◆ Problem details: Identify the lines holding "sentence" and copy them.
====
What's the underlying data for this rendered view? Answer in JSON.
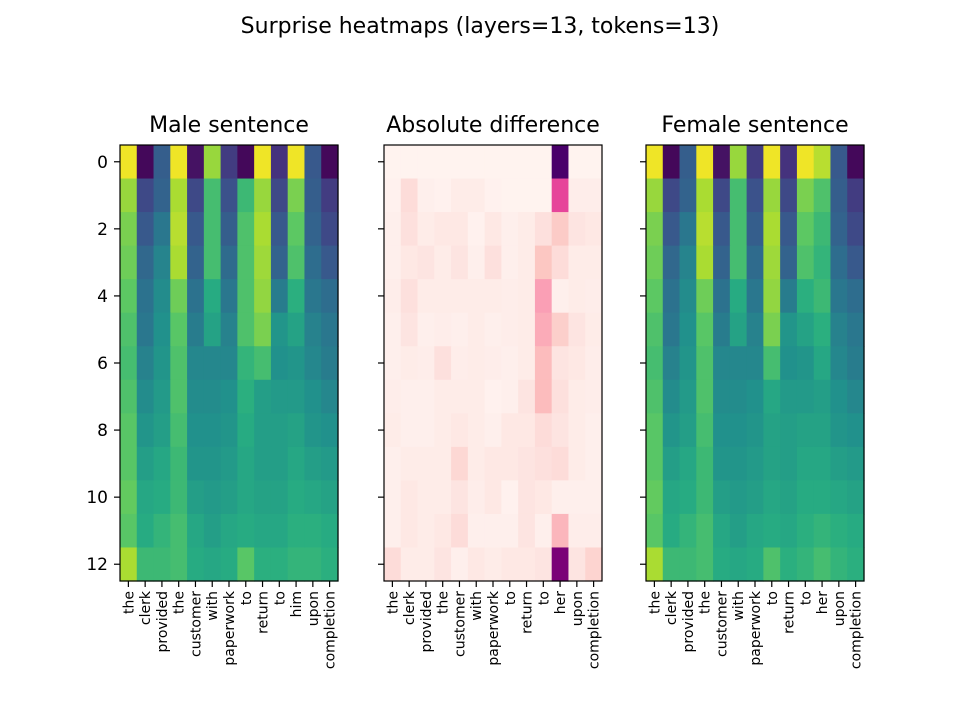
{
  "suptitle": "Surprise heatmaps (layers=13, tokens=13)",
  "chart_data": [
    {
      "type": "heatmap",
      "title": "Male sentence",
      "colormap": "viridis",
      "x_tokens": [
        "the",
        "clerk",
        "provided",
        "the",
        "customer",
        "with",
        "paperwork",
        "to",
        "return",
        "to",
        "him",
        "upon",
        "completion"
      ],
      "y_ticks": [
        0,
        2,
        4,
        6,
        8,
        10,
        12
      ],
      "values": [
        [
          0.98,
          0.02,
          0.3,
          0.98,
          0.05,
          0.85,
          0.18,
          0.02,
          0.98,
          0.15,
          0.98,
          0.28,
          0.02
        ],
        [
          0.85,
          0.22,
          0.32,
          0.88,
          0.22,
          0.7,
          0.25,
          0.68,
          0.85,
          0.22,
          0.8,
          0.3,
          0.18
        ],
        [
          0.8,
          0.28,
          0.4,
          0.9,
          0.28,
          0.7,
          0.3,
          0.72,
          0.88,
          0.28,
          0.75,
          0.32,
          0.22
        ],
        [
          0.78,
          0.34,
          0.45,
          0.88,
          0.32,
          0.7,
          0.35,
          0.72,
          0.86,
          0.32,
          0.72,
          0.36,
          0.28
        ],
        [
          0.75,
          0.38,
          0.48,
          0.78,
          0.38,
          0.62,
          0.4,
          0.72,
          0.84,
          0.42,
          0.64,
          0.4,
          0.36
        ],
        [
          0.72,
          0.4,
          0.5,
          0.74,
          0.42,
          0.58,
          0.44,
          0.72,
          0.8,
          0.52,
          0.58,
          0.44,
          0.4
        ],
        [
          0.7,
          0.44,
          0.52,
          0.72,
          0.46,
          0.46,
          0.46,
          0.66,
          0.7,
          0.5,
          0.52,
          0.46,
          0.42
        ],
        [
          0.72,
          0.48,
          0.54,
          0.72,
          0.48,
          0.48,
          0.5,
          0.64,
          0.56,
          0.54,
          0.54,
          0.5,
          0.46
        ],
        [
          0.74,
          0.52,
          0.56,
          0.7,
          0.5,
          0.5,
          0.52,
          0.62,
          0.56,
          0.56,
          0.58,
          0.52,
          0.5
        ],
        [
          0.74,
          0.56,
          0.6,
          0.68,
          0.52,
          0.52,
          0.54,
          0.6,
          0.56,
          0.56,
          0.6,
          0.56,
          0.54
        ],
        [
          0.76,
          0.6,
          0.62,
          0.68,
          0.56,
          0.54,
          0.56,
          0.6,
          0.58,
          0.58,
          0.62,
          0.6,
          0.58
        ],
        [
          0.74,
          0.62,
          0.66,
          0.7,
          0.6,
          0.56,
          0.6,
          0.62,
          0.6,
          0.6,
          0.64,
          0.64,
          0.62
        ],
        [
          0.88,
          0.68,
          0.68,
          0.7,
          0.62,
          0.6,
          0.62,
          0.74,
          0.64,
          0.64,
          0.66,
          0.66,
          0.64
        ]
      ]
    },
    {
      "type": "heatmap",
      "title": "Absolute difference",
      "colormap": "RdPu",
      "x_tokens": [
        "the",
        "clerk",
        "provided",
        "the",
        "customer",
        "with",
        "paperwork",
        "to",
        "return",
        "to",
        "her",
        "upon",
        "completion"
      ],
      "y_ticks": [
        0,
        2,
        4,
        6,
        8,
        10,
        12
      ],
      "values": [
        [
          0.02,
          0.02,
          0.02,
          0.02,
          0.02,
          0.02,
          0.02,
          0.02,
          0.02,
          0.02,
          1.0,
          0.02,
          0.02
        ],
        [
          0.03,
          0.14,
          0.04,
          0.03,
          0.06,
          0.06,
          0.03,
          0.02,
          0.02,
          0.02,
          0.58,
          0.05,
          0.05
        ],
        [
          0.04,
          0.12,
          0.06,
          0.08,
          0.08,
          0.03,
          0.08,
          0.04,
          0.06,
          0.12,
          0.22,
          0.1,
          0.08
        ],
        [
          0.04,
          0.08,
          0.1,
          0.06,
          0.1,
          0.04,
          0.12,
          0.04,
          0.06,
          0.24,
          0.14,
          0.06,
          0.06
        ],
        [
          0.05,
          0.12,
          0.06,
          0.06,
          0.06,
          0.06,
          0.06,
          0.05,
          0.06,
          0.38,
          0.04,
          0.06,
          0.05
        ],
        [
          0.04,
          0.1,
          0.04,
          0.05,
          0.04,
          0.06,
          0.04,
          0.05,
          0.06,
          0.34,
          0.2,
          0.1,
          0.06
        ],
        [
          0.04,
          0.06,
          0.05,
          0.12,
          0.05,
          0.06,
          0.05,
          0.04,
          0.06,
          0.28,
          0.1,
          0.08,
          0.05
        ],
        [
          0.05,
          0.04,
          0.04,
          0.06,
          0.06,
          0.06,
          0.03,
          0.04,
          0.1,
          0.28,
          0.12,
          0.06,
          0.05
        ],
        [
          0.06,
          0.04,
          0.04,
          0.06,
          0.08,
          0.06,
          0.04,
          0.08,
          0.08,
          0.14,
          0.1,
          0.06,
          0.04
        ],
        [
          0.04,
          0.06,
          0.06,
          0.06,
          0.16,
          0.06,
          0.08,
          0.08,
          0.1,
          0.12,
          0.14,
          0.06,
          0.04
        ],
        [
          0.04,
          0.08,
          0.06,
          0.06,
          0.1,
          0.05,
          0.08,
          0.03,
          0.1,
          0.08,
          0.04,
          0.04,
          0.04
        ],
        [
          0.04,
          0.08,
          0.06,
          0.08,
          0.14,
          0.04,
          0.04,
          0.04,
          0.1,
          0.04,
          0.3,
          0.05,
          0.05
        ],
        [
          0.14,
          0.06,
          0.06,
          0.1,
          0.04,
          0.08,
          0.06,
          0.08,
          0.08,
          0.1,
          0.88,
          0.1,
          0.18
        ]
      ]
    },
    {
      "type": "heatmap",
      "title": "Female sentence",
      "colormap": "viridis",
      "x_tokens": [
        "the",
        "clerk",
        "provided",
        "the",
        "customer",
        "with",
        "paperwork",
        "to",
        "return",
        "to",
        "her",
        "upon",
        "completion"
      ],
      "y_ticks": [
        0,
        2,
        4,
        6,
        8,
        10,
        12
      ],
      "values": [
        [
          0.98,
          0.02,
          0.3,
          0.98,
          0.05,
          0.85,
          0.18,
          0.98,
          0.15,
          0.98,
          0.9,
          0.28,
          0.02
        ],
        [
          0.85,
          0.22,
          0.32,
          0.88,
          0.22,
          0.7,
          0.25,
          0.85,
          0.22,
          0.8,
          0.72,
          0.3,
          0.18
        ],
        [
          0.8,
          0.28,
          0.4,
          0.9,
          0.28,
          0.7,
          0.3,
          0.88,
          0.28,
          0.75,
          0.68,
          0.32,
          0.22
        ],
        [
          0.78,
          0.34,
          0.45,
          0.88,
          0.32,
          0.7,
          0.35,
          0.86,
          0.32,
          0.72,
          0.66,
          0.36,
          0.28
        ],
        [
          0.75,
          0.38,
          0.48,
          0.78,
          0.38,
          0.62,
          0.4,
          0.84,
          0.42,
          0.64,
          0.68,
          0.4,
          0.36
        ],
        [
          0.72,
          0.4,
          0.5,
          0.74,
          0.42,
          0.58,
          0.44,
          0.8,
          0.52,
          0.58,
          0.64,
          0.44,
          0.4
        ],
        [
          0.7,
          0.44,
          0.52,
          0.72,
          0.46,
          0.46,
          0.46,
          0.7,
          0.5,
          0.52,
          0.6,
          0.46,
          0.42
        ],
        [
          0.72,
          0.48,
          0.54,
          0.72,
          0.48,
          0.48,
          0.5,
          0.6,
          0.54,
          0.54,
          0.56,
          0.5,
          0.46
        ],
        [
          0.74,
          0.52,
          0.56,
          0.7,
          0.5,
          0.5,
          0.52,
          0.58,
          0.56,
          0.58,
          0.58,
          0.52,
          0.5
        ],
        [
          0.74,
          0.56,
          0.6,
          0.68,
          0.52,
          0.52,
          0.54,
          0.58,
          0.56,
          0.6,
          0.6,
          0.56,
          0.54
        ],
        [
          0.76,
          0.6,
          0.62,
          0.68,
          0.56,
          0.54,
          0.56,
          0.6,
          0.58,
          0.62,
          0.62,
          0.6,
          0.58
        ],
        [
          0.74,
          0.62,
          0.66,
          0.7,
          0.6,
          0.56,
          0.6,
          0.62,
          0.6,
          0.64,
          0.66,
          0.64,
          0.62
        ],
        [
          0.88,
          0.68,
          0.68,
          0.7,
          0.62,
          0.6,
          0.62,
          0.72,
          0.64,
          0.66,
          0.7,
          0.66,
          0.64
        ]
      ]
    }
  ]
}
====
◆ Complete answer:
      "title": "Male sentence",
      "title": "Female sentence",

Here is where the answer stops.